▸ Work instructions
Search the listing below for the string "attachment" and copy every line where it occurs.

▸ Data excerpts
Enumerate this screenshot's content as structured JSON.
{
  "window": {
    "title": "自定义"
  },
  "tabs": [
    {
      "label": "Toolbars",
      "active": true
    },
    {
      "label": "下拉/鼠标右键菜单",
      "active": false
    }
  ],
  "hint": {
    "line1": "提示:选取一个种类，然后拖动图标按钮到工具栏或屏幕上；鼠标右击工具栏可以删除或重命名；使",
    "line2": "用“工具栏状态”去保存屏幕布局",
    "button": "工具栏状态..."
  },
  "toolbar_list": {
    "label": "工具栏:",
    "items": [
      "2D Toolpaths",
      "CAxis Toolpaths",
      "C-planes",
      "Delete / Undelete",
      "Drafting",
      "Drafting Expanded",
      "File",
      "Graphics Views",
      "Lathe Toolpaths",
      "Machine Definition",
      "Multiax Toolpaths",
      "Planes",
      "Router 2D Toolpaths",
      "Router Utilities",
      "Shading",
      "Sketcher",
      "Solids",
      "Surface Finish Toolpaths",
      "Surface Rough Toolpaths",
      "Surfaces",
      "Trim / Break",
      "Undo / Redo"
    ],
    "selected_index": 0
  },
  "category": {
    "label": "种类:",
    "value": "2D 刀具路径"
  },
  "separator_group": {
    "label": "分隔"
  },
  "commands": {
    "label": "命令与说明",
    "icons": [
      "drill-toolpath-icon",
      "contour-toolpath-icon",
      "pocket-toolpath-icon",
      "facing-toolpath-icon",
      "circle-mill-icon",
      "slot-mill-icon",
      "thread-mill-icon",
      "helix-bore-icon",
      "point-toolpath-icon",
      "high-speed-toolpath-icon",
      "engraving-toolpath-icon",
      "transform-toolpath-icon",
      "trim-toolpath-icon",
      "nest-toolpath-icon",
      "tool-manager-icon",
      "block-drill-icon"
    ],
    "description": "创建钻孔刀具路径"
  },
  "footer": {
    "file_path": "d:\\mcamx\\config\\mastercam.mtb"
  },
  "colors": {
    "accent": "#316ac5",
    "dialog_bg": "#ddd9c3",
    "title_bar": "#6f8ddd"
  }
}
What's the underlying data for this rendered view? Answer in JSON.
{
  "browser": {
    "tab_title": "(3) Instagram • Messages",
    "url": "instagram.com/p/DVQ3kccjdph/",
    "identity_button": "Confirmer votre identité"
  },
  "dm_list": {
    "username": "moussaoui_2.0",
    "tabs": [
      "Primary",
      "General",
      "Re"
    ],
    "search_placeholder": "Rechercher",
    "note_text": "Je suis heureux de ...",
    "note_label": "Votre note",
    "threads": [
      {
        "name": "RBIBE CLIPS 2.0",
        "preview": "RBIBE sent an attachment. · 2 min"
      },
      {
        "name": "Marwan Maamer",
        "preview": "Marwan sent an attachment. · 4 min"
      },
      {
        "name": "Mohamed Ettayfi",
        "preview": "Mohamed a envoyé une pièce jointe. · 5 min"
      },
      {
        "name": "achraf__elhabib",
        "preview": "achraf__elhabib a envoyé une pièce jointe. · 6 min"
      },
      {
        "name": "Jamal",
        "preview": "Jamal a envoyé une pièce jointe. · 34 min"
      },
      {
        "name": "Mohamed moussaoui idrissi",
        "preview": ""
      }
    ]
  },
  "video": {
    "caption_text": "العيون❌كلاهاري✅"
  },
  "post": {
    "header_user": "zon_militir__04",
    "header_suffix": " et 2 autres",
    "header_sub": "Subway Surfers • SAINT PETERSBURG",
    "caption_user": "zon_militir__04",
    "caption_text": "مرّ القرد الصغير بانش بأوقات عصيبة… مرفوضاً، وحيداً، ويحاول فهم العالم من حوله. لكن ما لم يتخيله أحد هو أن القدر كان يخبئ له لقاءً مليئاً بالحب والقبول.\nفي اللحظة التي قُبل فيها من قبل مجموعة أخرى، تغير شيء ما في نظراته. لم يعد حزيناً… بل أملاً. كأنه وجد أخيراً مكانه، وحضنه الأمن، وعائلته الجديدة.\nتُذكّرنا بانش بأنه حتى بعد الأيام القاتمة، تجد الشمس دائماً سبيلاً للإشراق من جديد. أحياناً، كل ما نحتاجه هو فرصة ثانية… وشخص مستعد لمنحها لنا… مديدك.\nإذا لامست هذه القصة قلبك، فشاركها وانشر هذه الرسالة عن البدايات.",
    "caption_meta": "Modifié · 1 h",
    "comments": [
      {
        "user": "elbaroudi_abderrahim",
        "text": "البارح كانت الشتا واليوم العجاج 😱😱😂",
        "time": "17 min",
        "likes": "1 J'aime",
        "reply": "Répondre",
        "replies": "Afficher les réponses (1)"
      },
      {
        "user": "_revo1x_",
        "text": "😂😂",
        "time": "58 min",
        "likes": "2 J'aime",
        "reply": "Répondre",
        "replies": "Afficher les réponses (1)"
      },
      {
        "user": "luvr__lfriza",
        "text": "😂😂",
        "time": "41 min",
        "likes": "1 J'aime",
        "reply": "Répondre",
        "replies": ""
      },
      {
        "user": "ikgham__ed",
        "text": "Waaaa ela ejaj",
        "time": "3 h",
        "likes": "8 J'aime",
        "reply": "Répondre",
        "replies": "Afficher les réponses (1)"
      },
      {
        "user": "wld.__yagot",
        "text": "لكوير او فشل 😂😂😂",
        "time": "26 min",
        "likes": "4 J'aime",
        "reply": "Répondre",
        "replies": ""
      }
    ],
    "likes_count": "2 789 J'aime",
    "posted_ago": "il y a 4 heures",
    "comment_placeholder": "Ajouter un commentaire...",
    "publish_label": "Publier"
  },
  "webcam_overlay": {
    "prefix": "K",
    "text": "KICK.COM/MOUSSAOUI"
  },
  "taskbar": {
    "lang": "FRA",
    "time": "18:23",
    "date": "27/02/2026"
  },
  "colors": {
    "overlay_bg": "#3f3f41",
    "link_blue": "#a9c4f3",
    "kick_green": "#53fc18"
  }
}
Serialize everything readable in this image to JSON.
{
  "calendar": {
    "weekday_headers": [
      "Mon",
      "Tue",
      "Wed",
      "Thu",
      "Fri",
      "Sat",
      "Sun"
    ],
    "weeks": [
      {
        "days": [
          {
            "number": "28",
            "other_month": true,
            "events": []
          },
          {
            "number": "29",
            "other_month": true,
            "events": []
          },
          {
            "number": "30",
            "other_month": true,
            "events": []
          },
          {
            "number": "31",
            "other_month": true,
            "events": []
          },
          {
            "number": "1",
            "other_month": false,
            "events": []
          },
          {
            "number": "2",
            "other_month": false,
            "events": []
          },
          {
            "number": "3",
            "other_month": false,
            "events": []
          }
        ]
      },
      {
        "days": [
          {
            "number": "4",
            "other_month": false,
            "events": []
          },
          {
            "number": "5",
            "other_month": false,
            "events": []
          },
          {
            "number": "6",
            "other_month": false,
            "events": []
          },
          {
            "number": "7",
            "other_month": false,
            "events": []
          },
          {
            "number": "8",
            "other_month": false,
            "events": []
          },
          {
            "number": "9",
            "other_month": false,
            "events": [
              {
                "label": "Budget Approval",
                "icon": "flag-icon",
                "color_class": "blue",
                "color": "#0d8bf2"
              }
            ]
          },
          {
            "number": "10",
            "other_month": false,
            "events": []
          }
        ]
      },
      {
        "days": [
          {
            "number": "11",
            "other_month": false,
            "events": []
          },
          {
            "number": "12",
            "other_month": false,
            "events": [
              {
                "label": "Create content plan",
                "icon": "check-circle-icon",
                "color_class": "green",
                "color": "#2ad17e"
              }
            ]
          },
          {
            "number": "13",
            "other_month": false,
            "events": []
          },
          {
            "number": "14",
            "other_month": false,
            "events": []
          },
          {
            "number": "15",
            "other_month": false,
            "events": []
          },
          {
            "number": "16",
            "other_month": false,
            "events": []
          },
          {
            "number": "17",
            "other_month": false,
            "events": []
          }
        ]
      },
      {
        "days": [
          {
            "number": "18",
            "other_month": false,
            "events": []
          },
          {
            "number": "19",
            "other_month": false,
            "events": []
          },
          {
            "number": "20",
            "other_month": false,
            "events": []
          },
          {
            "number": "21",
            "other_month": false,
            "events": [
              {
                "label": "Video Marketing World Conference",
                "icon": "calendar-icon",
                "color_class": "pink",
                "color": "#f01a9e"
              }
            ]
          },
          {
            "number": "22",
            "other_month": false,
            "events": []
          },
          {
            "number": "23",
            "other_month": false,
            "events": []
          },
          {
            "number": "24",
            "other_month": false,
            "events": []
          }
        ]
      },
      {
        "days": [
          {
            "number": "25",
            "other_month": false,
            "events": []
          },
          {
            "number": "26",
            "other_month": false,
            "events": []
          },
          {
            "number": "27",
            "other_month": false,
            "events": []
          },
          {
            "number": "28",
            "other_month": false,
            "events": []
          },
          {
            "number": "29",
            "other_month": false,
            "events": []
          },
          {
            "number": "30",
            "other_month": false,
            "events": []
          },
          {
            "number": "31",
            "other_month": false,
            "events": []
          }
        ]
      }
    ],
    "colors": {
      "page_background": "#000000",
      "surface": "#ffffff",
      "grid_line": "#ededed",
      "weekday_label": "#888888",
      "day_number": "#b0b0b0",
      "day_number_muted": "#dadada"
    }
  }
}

▸ Solution
        "preview": "RBIBE sent an attachment. · 2 min"
        "preview": "Marwan sent an attachment. · 4 min"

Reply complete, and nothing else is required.